Information provided:
________________________
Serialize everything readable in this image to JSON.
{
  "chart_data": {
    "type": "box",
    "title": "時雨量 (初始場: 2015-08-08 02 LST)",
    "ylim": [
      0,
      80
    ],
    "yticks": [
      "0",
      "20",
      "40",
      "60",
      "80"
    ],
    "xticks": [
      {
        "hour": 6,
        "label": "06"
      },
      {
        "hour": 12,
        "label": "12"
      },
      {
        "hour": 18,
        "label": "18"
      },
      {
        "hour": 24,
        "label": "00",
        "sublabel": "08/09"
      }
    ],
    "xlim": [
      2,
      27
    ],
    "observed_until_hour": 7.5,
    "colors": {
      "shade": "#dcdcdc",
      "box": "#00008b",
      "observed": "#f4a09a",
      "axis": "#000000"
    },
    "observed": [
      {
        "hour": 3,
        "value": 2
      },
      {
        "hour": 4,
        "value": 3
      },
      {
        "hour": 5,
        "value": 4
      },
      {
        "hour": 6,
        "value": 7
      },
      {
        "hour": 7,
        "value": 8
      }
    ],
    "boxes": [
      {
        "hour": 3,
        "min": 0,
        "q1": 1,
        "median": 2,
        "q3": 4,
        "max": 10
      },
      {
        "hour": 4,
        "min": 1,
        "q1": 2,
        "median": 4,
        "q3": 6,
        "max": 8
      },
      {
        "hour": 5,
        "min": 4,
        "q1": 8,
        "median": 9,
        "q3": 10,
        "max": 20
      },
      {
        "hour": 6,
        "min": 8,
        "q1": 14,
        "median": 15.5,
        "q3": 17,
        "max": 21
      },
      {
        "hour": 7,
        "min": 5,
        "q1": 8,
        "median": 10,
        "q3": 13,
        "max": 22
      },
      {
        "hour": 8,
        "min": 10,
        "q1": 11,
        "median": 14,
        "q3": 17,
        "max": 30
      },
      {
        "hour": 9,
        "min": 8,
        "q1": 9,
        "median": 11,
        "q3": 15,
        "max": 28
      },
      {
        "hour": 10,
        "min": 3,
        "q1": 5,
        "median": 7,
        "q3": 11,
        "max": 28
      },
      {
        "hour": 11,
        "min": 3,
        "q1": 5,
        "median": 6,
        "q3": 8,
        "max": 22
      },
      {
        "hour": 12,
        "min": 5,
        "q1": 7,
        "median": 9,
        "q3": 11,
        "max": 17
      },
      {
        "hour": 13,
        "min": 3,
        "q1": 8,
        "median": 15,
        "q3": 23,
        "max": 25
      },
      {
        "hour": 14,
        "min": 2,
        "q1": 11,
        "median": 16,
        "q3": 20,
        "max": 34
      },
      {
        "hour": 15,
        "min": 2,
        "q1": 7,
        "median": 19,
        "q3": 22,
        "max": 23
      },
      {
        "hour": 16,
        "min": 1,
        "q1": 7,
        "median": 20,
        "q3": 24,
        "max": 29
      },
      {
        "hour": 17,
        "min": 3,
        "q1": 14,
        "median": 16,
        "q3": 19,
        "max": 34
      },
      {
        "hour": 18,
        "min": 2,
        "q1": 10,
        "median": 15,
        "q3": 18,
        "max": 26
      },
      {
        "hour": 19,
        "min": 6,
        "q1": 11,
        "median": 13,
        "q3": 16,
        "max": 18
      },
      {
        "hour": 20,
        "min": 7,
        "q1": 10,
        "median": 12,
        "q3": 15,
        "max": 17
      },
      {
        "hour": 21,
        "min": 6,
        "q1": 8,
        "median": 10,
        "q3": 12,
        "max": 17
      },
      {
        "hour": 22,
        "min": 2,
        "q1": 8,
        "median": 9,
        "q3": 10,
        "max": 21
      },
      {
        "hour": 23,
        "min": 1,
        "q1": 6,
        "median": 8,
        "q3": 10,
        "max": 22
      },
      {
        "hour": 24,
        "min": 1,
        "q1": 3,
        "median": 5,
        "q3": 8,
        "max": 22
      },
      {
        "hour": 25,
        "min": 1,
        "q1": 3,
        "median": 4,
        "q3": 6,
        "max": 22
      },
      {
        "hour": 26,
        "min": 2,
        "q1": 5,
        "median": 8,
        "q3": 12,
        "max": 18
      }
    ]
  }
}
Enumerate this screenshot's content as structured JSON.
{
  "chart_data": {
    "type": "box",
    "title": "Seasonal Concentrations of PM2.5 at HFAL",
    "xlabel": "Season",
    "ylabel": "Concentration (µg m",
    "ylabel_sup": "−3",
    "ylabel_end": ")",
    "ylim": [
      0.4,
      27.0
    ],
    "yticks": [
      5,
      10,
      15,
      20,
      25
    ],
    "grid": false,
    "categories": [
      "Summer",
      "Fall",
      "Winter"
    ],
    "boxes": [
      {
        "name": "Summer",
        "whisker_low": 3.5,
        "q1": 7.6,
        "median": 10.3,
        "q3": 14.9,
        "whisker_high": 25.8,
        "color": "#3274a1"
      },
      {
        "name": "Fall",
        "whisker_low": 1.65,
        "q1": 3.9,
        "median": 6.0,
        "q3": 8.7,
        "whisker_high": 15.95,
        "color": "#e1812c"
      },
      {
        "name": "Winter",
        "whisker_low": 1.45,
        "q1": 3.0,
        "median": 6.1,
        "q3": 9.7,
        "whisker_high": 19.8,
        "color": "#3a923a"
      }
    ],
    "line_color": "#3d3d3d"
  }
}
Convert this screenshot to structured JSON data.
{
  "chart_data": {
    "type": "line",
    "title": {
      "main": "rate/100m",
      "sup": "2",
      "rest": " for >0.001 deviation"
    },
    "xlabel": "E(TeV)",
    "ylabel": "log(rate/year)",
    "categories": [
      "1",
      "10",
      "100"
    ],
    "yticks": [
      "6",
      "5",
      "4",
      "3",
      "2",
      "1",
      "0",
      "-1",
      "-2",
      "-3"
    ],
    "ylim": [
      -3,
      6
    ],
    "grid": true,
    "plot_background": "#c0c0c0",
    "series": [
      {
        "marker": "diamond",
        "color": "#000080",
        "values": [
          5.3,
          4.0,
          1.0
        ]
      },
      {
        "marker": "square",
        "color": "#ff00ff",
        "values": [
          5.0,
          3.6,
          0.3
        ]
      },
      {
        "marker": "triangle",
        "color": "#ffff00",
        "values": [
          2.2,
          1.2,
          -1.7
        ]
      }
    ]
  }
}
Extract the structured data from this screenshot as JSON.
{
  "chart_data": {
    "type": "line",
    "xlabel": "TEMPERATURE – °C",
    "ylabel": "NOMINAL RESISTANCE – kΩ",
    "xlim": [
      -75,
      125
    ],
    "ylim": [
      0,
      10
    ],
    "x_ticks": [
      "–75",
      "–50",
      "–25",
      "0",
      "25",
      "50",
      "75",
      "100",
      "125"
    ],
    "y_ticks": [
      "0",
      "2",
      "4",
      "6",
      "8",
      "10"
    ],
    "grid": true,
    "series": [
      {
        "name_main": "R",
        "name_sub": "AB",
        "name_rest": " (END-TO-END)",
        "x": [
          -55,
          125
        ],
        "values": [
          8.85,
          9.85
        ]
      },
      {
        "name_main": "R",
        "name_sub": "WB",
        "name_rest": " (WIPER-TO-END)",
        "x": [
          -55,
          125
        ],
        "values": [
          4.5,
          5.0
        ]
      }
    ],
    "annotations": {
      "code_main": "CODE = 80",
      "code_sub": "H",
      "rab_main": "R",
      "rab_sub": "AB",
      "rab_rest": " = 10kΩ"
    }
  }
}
________________________
Objective:
Show all lines from the listing above in which "this" appears.

Complete response:
Serialize everything readable in this image to JSON.
Enumerate this screenshot's content as structured JSON.
Convert this screenshot to structured JSON data.
Extract the structured data from this screenshot as JSON.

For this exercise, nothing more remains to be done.